start Given data

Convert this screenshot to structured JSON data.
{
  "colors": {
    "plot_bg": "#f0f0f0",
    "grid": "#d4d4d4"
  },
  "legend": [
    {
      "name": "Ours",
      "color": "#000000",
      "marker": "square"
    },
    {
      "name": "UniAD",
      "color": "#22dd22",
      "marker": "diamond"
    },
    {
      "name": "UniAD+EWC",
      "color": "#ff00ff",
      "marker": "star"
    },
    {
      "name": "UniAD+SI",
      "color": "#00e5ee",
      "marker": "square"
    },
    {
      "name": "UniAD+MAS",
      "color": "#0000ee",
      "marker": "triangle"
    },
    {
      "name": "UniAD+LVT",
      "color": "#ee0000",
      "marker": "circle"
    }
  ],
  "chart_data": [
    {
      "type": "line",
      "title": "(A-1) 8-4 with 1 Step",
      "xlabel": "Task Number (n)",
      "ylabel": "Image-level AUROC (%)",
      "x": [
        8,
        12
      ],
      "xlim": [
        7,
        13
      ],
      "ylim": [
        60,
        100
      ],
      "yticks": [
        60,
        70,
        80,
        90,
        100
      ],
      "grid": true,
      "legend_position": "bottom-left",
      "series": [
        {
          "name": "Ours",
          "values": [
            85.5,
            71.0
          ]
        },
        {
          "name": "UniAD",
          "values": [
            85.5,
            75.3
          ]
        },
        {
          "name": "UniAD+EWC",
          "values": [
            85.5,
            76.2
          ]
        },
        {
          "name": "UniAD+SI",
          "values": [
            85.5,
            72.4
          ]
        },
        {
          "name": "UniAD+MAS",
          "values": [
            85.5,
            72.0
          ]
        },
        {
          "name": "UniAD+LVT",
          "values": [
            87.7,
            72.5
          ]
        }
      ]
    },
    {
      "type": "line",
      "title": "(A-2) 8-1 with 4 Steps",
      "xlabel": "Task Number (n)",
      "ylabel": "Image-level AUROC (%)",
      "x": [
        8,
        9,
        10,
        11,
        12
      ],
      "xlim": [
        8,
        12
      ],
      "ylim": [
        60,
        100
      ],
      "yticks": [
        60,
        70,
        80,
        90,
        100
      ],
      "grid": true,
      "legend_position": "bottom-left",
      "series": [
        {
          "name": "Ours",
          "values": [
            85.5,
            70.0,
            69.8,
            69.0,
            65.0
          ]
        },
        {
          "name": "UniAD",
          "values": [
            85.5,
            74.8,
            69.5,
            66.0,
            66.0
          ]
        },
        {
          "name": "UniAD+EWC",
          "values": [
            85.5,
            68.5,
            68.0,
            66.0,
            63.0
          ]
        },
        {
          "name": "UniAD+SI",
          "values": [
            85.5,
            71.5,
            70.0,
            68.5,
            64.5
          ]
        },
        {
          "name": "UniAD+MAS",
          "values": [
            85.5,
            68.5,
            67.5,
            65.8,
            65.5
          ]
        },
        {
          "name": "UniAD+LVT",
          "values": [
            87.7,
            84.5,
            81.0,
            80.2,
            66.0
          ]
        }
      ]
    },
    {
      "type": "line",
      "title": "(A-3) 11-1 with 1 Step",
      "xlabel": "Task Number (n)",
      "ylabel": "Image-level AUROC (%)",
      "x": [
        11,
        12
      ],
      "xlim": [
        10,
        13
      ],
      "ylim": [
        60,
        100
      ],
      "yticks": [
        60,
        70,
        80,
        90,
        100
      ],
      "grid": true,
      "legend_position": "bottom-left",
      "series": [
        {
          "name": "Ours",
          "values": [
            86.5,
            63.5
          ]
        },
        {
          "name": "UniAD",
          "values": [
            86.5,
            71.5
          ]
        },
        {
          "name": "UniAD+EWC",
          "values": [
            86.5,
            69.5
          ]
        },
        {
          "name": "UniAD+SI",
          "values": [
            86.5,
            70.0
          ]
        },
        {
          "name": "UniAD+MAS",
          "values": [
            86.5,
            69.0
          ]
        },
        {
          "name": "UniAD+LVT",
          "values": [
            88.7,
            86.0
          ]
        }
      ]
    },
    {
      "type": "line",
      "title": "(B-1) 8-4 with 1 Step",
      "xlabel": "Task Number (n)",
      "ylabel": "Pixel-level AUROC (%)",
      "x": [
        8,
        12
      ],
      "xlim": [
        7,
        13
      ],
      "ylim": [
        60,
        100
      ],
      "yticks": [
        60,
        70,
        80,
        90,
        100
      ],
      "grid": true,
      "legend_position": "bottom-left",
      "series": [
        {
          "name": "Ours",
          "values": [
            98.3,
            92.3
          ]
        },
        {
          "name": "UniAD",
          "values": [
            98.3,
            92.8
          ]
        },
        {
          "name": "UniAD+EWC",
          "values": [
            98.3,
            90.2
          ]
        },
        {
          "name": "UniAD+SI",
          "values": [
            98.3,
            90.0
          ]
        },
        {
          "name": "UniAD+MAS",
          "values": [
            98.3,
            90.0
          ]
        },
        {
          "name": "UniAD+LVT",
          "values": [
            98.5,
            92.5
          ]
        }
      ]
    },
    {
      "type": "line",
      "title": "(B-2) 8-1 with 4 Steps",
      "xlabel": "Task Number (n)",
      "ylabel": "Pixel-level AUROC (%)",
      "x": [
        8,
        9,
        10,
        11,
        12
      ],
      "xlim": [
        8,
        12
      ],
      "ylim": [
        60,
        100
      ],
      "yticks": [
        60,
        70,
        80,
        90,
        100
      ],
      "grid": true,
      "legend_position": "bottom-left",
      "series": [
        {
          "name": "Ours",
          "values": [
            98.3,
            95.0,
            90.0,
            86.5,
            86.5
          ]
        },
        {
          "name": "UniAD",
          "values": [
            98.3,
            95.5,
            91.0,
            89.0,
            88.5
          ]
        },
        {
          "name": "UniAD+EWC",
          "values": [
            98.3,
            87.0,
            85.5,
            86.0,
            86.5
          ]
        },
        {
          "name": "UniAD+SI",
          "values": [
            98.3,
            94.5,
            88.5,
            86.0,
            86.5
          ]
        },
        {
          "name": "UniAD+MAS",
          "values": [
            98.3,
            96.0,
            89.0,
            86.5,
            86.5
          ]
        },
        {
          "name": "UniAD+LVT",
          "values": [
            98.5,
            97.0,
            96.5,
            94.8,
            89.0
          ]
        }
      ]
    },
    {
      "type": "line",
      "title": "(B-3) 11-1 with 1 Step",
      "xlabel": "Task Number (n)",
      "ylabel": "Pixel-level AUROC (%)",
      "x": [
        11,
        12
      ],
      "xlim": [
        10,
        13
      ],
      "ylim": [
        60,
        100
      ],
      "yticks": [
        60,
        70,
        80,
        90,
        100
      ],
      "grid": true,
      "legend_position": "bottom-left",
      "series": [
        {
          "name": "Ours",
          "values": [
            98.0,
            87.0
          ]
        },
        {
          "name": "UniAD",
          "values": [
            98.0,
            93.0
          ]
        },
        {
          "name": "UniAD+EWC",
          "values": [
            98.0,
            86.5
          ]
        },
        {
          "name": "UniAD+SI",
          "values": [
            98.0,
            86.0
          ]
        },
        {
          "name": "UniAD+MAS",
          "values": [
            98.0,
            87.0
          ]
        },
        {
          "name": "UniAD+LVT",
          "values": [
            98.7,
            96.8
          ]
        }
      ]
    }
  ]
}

end Given data

Exercise requirements:
From the records above, extract everything verbatim.

Result of the task:
Convert this screenshot to structured JSON data.
{
  "colors": {
    "plot_bg": "#f0f0f0",
    "grid": "#d4d4d4"
  },
  "legend": [
    {
      "name": "Ours",
      "color": "#000000",
      "marker": "square"
    },
    {
      "name": "UniAD",
      "color": "#22dd22",
      "marker": "diamond"
    },
    {
      "name": "UniAD+EWC",
      "color": "#ff00ff",
      "marker": "star"
    },
    {
      "name": "UniAD+SI",
      "color": "#00e5ee",
      "marker": "square"
    },
    {
      "name": "UniAD+MAS",
      "color": "#0000ee",
      "marker": "triangle"
    },
    {
      "name": "UniAD+LVT",
      "color": "#ee0000",
      "marker": "circle"
    }
  ],
  "chart_data": [
    {
      "type": "line",
      "title": "(A-1) 8-4 with 1 Step",
      "xlabel": "Task Number (n)",
      "ylabel": "Image-level AUROC (%)",
      "x": [
        8,
        12
      ],
      "xlim": [
        7,
        13
      ],
      "ylim": [
        60,
        100
      ],
      "yticks": [
        60,
        70,
        80,
        90,
        100
      ],
      "grid": true,
      "legend_position": "bottom-left",
      "series": [
        {
          "name": "Ours",
          "values": [
            85.5,
            71.0
          ]
        },
        {
          "name": "UniAD",
          "values": [
            85.5,
            75.3
          ]
        },
        {
          "name": "UniAD+EWC",
          "values": [
            85.5,
            76.2
          ]
        },
        {
          "name": "UniAD+SI",
          "values": [
            85.5,
            72.4
          ]
        },
        {
          "name": "UniAD+MAS",
          "values": [
            85.5,
            72.0
          ]
        },
        {
          "name": "UniAD+LVT",
          "values": [
            87.7,
            72.5
          ]
        }
      ]
    },
    {
      "type": "line",
      "title": "(A-2) 8-1 with 4 Steps",
      "xlabel": "Task Number (n)",
      "ylabel": "Image-level AUROC (%)",
      "x": [
        8,
        9,
        10,
        11,
        12
      ],
      "xlim": [
        8,
        12
      ],
      "ylim": [
        60,
        100
      ],
      "yticks": [
        60,
        70,
        80,
        90,
        100
      ],
      "grid": true,
      "legend_position": "bottom-left",
      "series": [
        {
          "name": "Ours",
          "values": [
            85.5,
            70.0,
            69.8,
            69.0,
            65.0
          ]
        },
        {
          "name": "UniAD",
          "values": [
            85.5,
            74.8,
            69.5,
            66.0,
            66.0
          ]
        },
        {
          "name": "UniAD+EWC",
          "values": [
            85.5,
            68.5,
            68.0,
            66.0,
            63.0
          ]
        },
        {
          "name": "UniAD+SI",
          "values": [
            85.5,
            71.5,
            70.0,
            68.5,
            64.5
          ]
        },
        {
          "name": "UniAD+MAS",
          "values": [
            85.5,
            68.5,
            67.5,
            65.8,
            65.5
          ]
        },
        {
          "name": "UniAD+LVT",
          "values": [
            87.7,
            84.5,
            81.0,
            80.2,
            66.0
          ]
        }
      ]
    },
    {
      "type": "line",
      "title": "(A-3) 11-1 with 1 Step",
      "xlabel": "Task Number (n)",
      "ylabel": "Image-level AUROC (%)",
      "x": [
        11,
        12
      ],
      "xlim": [
        10,
        13
      ],
      "ylim": [
        60,
        100
      ],
      "yticks": [
        60,
        70,
        80,
        90,
        100
      ],
      "grid": true,
      "legend_position": "bottom-left",
      "series": [
        {
          "name": "Ours",
          "values": [
            86.5,
            63.5
          ]
        },
        {
          "name": "UniAD",
          "values": [
            86.5,
            71.5
          ]
        },
        {
          "name": "UniAD+EWC",
          "values": [
            86.5,
            69.5
          ]
        },
        {
          "name": "UniAD+SI",
          "values": [
            86.5,
            70.0
          ]
        },
        {
          "name": "UniAD+MAS",
          "values": [
            86.5,
            69.0
          ]
        },
        {
          "name": "UniAD+LVT",
          "values": [
            88.7,
            86.0
          ]
        }
      ]
    },
    {
      "type": "line",
      "title": "(B-1) 8-4 with 1 Step",
      "xlabel": "Task Number (n)",
      "ylabel": "Pixel-level AUROC (%)",
      "x": [
        8,
        12
      ],
      "xlim": [
        7,
        13
      ],
      "ylim": [
        60,
        100
      ],
      "yticks": [
        60,
        70,
        80,
        90,
        100
      ],
      "grid": true,
      "legend_position": "bottom-left",
      "series": [
        {
          "name": "Ours",
          "values": [
            98.3,
            92.3
          ]
        },
        {
          "name": "UniAD",
          "values": [
            98.3,
            92.8
          ]
        },
        {
          "name": "UniAD+EWC",
          "values": [
            98.3,
            90.2
          ]
        },
        {
          "name": "UniAD+SI",
          "values": [
            98.3,
            90.0
          ]
        },
        {
          "name": "UniAD+MAS",
          "values": [
            98.3,
            90.0
          ]
        },
        {
          "name": "UniAD+LVT",
          "values": [
            98.5,
            92.5
          ]
        }
      ]
    },
    {
      "type": "line",
      "title": "(B-2) 8-1 with 4 Steps",
      "xlabel": "Task Number (n)",
      "ylabel": "Pixel-level AUROC (%)",
      "x": [
        8,
        9,
        10,
        11,
        12
      ],
      "xlim": [
        8,
        12
      ],
      "ylim": [
        60,
        100
      ],
      "yticks": [
        60,
        70,
        80,
        90,
        100
      ],
      "grid": true,
      "legend_position": "bottom-left",
      "series": [
        {
          "name": "Ours",
          "values": [
            98.3,
            95.0,
            90.0,
            86.5,
            86.5
          ]
        },
        {
          "name": "UniAD",
          "values": [
            98.3,
            95.5,
            91.0,
            89.0,
            88.5
          ]
        },
        {
          "name": "UniAD+EWC",
          "values": [
            98.3,
            87.0,
            85.5,
            86.0,
            86.5
          ]
        },
        {
          "name": "UniAD+SI",
          "values": [
            98.3,
            94.5,
            88.5,
            86.0,
            86.5
          ]
        },
        {
          "name": "UniAD+MAS",
          "values": [
            98.3,
            96.0,
            89.0,
            86.5,
            86.5
          ]
        },
        {
          "name": "UniAD+LVT",
          "values": [
            98.5,
            97.0,
            96.5,
            94.8,
            89.0
          ]
        }
      ]
    },
    {
      "type": "line",
      "title": "(B-3) 11-1 with 1 Step",
      "xlabel": "Task Number (n)",
      "ylabel": "Pixel-level AUROC (%)",
      "x": [
        11,
        12
      ],
      "xlim": [
        10,
        13
      ],
      "ylim": [
        60,
        100
      ],
      "yticks": [
        60,
        70,
        80,
        90,
        100
      ],
      "grid": true,
      "legend_position": "bottom-left",
      "series": [
        {
          "name": "Ours",
          "values": [
            98.0,
            87.0
          ]
        },
        {
          "name": "UniAD",
          "values": [
            98.0,
            93.0
          ]
        },
        {
          "name": "UniAD+EWC",
          "values": [
            98.0,
            86.5
          ]
        },
        {
          "name": "UniAD+SI",
          "values": [
            98.0,
            86.0
          ]
        },
        {
          "name": "UniAD+MAS",
          "values": [
            98.0,
            87.0
          ]
        },
        {
          "name": "UniAD+LVT",
          "values": [
            98.7,
            96.8
          ]
        }
      ]
    }
  ]
}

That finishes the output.